WRITTEN EXERCISE: Copy out, unchanged, the part of the records that opens with the line containing "- cell-value: [588, 181, 718, 201]" and closes with the line containing "- table-row: STIR200010~3080~12090: [149, 396, 848, 416]", with both of those lines included.

───── EXTRACTED ENTRIES

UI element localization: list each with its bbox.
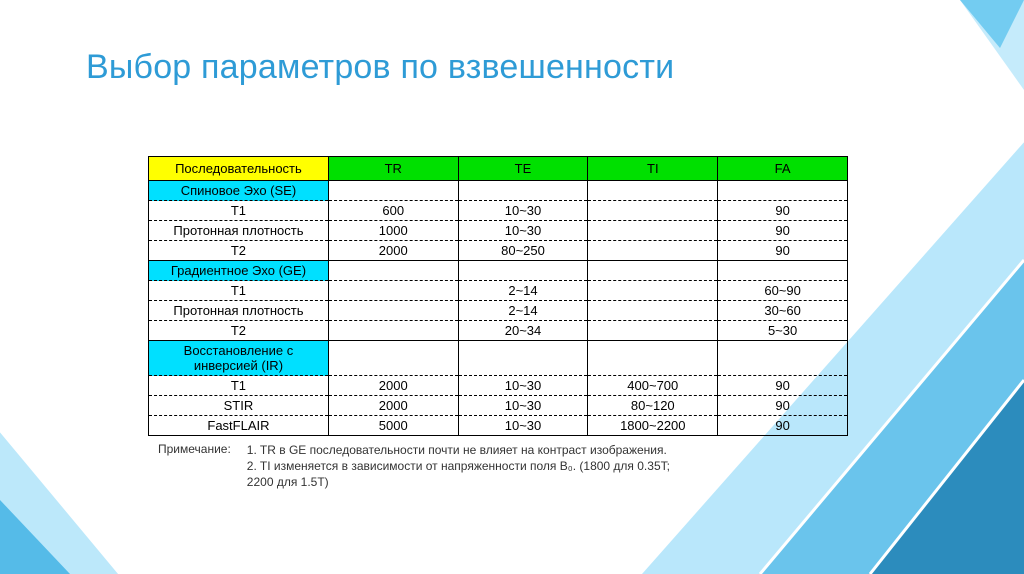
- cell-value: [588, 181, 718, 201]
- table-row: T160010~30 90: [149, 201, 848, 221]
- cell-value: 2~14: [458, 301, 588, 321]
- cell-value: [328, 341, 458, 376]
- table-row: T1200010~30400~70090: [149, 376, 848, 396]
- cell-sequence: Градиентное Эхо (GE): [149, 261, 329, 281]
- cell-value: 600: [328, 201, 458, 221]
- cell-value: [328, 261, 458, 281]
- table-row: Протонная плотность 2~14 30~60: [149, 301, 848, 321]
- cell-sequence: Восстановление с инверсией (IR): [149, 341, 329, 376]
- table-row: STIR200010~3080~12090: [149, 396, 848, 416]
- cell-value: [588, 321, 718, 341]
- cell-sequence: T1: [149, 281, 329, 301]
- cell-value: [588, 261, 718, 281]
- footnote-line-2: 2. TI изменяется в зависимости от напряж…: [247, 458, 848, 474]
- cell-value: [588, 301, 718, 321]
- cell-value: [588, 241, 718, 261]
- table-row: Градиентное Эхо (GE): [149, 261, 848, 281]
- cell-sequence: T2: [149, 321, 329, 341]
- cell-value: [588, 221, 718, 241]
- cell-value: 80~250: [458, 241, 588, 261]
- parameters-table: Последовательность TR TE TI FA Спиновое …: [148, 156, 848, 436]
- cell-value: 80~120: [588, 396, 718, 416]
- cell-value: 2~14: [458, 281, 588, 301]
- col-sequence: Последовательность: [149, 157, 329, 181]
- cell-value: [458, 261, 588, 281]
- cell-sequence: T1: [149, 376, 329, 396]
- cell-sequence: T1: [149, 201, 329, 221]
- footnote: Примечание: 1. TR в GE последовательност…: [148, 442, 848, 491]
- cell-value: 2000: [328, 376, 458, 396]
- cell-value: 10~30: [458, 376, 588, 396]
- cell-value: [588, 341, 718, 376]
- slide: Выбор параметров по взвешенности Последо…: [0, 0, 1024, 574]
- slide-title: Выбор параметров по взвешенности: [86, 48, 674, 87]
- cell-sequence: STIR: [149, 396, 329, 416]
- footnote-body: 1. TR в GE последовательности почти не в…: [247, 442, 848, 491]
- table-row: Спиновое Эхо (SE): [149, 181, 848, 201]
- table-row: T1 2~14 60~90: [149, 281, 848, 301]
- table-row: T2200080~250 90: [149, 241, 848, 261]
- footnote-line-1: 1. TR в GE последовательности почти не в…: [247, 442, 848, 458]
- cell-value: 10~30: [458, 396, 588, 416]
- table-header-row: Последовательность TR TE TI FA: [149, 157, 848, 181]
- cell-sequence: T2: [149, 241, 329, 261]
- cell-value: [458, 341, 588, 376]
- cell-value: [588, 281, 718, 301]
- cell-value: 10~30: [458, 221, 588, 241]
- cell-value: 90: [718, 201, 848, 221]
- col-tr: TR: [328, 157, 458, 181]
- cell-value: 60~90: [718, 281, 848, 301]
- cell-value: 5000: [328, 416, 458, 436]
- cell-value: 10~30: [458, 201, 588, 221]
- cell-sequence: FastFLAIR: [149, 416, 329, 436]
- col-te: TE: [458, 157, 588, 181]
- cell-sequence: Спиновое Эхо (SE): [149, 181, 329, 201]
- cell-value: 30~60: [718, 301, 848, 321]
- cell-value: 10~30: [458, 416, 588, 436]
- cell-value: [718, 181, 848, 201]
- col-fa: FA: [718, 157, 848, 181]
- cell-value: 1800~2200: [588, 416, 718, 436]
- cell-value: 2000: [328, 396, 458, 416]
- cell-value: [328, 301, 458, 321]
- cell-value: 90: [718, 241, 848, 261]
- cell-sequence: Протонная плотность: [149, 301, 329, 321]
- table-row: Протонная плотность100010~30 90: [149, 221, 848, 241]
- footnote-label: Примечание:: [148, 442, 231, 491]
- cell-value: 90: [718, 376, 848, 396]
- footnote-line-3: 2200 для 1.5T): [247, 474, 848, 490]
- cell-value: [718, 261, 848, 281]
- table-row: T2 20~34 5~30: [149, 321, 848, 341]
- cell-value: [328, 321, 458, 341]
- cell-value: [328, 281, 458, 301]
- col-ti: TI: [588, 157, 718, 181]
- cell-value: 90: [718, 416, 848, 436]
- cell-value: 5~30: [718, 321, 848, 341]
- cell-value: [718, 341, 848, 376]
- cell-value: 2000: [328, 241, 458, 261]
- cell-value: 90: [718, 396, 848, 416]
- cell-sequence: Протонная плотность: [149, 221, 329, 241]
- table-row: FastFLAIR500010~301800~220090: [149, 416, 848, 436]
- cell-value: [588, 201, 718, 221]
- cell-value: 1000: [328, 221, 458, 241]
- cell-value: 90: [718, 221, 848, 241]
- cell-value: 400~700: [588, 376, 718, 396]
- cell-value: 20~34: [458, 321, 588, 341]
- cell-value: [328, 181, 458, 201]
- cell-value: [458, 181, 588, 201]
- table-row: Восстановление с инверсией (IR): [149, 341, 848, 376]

──────────

RESULT OF THIS EXERCISE:
- cell-value: [588, 181, 718, 201]
- table-row: T160010~30 90: [149, 201, 848, 221]
- cell-value: 2~14: [458, 301, 588, 321]
- cell-value: [328, 341, 458, 376]
- table-row: T1200010~30400~70090: [149, 376, 848, 396]
- cell-sequence: Градиентное Эхо (GE): [149, 261, 329, 281]
- cell-value: 600: [328, 201, 458, 221]
- cell-value: [328, 261, 458, 281]
- table-row: Протонная плотность 2~14 30~60: [149, 301, 848, 321]
- cell-sequence: Восстановление с инверсией (IR): [149, 341, 329, 376]
- table-row: STIR200010~3080~12090: [149, 396, 848, 416]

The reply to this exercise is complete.